Instruction:
Exact repetition is required: output every record in full.

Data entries
==================================================

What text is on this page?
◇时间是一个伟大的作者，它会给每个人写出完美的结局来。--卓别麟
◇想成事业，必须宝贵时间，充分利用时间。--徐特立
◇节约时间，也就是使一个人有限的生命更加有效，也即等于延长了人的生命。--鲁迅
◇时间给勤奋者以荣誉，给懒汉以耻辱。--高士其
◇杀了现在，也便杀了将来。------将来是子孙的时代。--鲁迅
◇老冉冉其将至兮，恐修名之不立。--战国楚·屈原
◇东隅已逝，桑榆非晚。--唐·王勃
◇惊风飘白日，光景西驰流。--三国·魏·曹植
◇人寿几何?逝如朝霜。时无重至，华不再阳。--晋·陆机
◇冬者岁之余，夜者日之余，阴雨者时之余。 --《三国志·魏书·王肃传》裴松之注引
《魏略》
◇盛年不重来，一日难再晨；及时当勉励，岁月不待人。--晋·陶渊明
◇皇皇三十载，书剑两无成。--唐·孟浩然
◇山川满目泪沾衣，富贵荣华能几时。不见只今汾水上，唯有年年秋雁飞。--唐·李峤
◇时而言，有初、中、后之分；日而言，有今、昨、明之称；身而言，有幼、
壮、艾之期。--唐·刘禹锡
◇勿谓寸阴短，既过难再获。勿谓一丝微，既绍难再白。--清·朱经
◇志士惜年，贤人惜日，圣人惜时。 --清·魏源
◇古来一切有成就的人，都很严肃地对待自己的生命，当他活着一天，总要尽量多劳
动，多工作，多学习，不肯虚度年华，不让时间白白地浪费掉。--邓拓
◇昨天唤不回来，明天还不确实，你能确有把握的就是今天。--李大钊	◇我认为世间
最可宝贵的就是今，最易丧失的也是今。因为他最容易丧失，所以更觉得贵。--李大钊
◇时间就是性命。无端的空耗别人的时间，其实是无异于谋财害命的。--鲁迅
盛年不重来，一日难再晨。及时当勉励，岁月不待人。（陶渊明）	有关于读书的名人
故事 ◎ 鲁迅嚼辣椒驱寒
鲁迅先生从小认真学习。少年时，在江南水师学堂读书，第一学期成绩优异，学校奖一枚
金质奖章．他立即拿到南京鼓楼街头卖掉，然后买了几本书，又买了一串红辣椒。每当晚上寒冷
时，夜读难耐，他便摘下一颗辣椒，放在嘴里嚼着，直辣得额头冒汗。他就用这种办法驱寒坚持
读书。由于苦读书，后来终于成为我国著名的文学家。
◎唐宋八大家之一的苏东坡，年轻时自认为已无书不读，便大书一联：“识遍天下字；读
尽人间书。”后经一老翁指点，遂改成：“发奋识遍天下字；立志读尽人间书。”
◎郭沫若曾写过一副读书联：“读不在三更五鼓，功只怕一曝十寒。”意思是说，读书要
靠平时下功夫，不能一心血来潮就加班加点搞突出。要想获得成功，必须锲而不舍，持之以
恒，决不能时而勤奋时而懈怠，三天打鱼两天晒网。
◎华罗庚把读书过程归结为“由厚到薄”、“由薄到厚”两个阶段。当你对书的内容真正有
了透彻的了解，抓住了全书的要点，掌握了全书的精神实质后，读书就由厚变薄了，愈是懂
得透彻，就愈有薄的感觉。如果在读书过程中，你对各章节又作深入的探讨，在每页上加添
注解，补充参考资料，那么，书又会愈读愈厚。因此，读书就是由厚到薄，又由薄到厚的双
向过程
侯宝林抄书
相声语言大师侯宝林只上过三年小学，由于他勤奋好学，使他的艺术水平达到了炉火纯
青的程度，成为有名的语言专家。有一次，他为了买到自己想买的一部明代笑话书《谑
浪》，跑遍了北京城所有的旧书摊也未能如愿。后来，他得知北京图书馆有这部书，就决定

==================================================

Answer to this problem:
What text is on this page?
◇时间是一个伟大的作者，它会给每个人写出完美的结局来。--卓别麟
◇想成事业，必须宝贵时间，充分利用时间。--徐特立
◇节约时间，也就是使一个人有限的生命更加有效，也即等于延长了人的生命。--鲁迅
◇时间给勤奋者以荣誉，给懒汉以耻辱。--高士其
◇杀了现在，也便杀了将来。------将来是子孙的时代。--鲁迅
◇老冉冉其将至兮，恐修名之不立。--战国楚·屈原
◇东隅已逝，桑榆非晚。--唐·王勃
◇惊风飘白日，光景西驰流。--三国·魏·曹植
◇人寿几何?逝如朝霜。时无重至，华不再阳。--晋·陆机
◇冬者岁之余，夜者日之余，阴雨者时之余。 --《三国志·魏书·王肃传》裴松之注引
《魏略》
◇盛年不重来，一日难再晨；及时当勉励，岁月不待人。--晋·陶渊明
◇皇皇三十载，书剑两无成。--唐·孟浩然
◇山川满目泪沾衣，富贵荣华能几时。不见只今汾水上，唯有年年秋雁飞。--唐·李峤
◇时而言，有初、中、后之分；日而言，有今、昨、明之称；身而言，有幼、
壮、艾之期。--唐·刘禹锡
◇勿谓寸阴短，既过难再获。勿谓一丝微，既绍难再白。--清·朱经
◇志士惜年，贤人惜日，圣人惜时。 --清·魏源
◇古来一切有成就的人，都很严肃地对待自己的生命，当他活着一天，总要尽量多劳
动，多工作，多学习，不肯虚度年华，不让时间白白地浪费掉。--邓拓
◇昨天唤不回来，明天还不确实，你能确有把握的就是今天。--李大钊	◇我认为世间
最可宝贵的就是今，最易丧失的也是今。因为他最容易丧失，所以更觉得贵。--李大钊
◇时间就是性命。无端的空耗别人的时间，其实是无异于谋财害命的。--鲁迅
盛年不重来，一日难再晨。及时当勉励，岁月不待人。（陶渊明）	有关于读书的名人
故事 ◎ 鲁迅嚼辣椒驱寒
鲁迅先生从小认真学习。少年时，在江南水师学堂读书，第一学期成绩优异，学校奖一枚
金质奖章．他立即拿到南京鼓楼街头卖掉，然后买了几本书，又买了一串红辣椒。每当晚上寒冷
时，夜读难耐，他便摘下一颗辣椒，放在嘴里嚼着，直辣得额头冒汗。他就用这种办法驱寒坚持
读书。由于苦读书，后来终于成为我国著名的文学家。
◎唐宋八大家之一的苏东坡，年轻时自认为已无书不读，便大书一联：“识遍天下字；读
尽人间书。”后经一老翁指点，遂改成：“发奋识遍天下字；立志读尽人间书。”
◎郭沫若曾写过一副读书联：“读不在三更五鼓，功只怕一曝十寒。”意思是说，读书要
靠平时下功夫，不能一心血来潮就加班加点搞突出。要想获得成功，必须锲而不舍，持之以
恒，决不能时而勤奋时而懈怠，三天打鱼两天晒网。
◎华罗庚把读书过程归结为“由厚到薄”、“由薄到厚”两个阶段。当你对书的内容真正有
了透彻的了解，抓住了全书的要点，掌握了全书的精神实质后，读书就由厚变薄了，愈是懂
得透彻，就愈有薄的感觉。如果在读书过程中，你对各章节又作深入的探讨，在每页上加添
注解，补充参考资料，那么，书又会愈读愈厚。因此，读书就是由厚到薄，又由薄到厚的双
向过程
侯宝林抄书
相声语言大师侯宝林只上过三年小学，由于他勤奋好学，使他的艺术水平达到了炉火纯
青的程度，成为有名的语言专家。有一次，他为了买到自己想买的一部明代笑话书《谑
浪》，跑遍了北京城所有的旧书摊也未能如愿。后来，他得知北京图书馆有这部书，就决定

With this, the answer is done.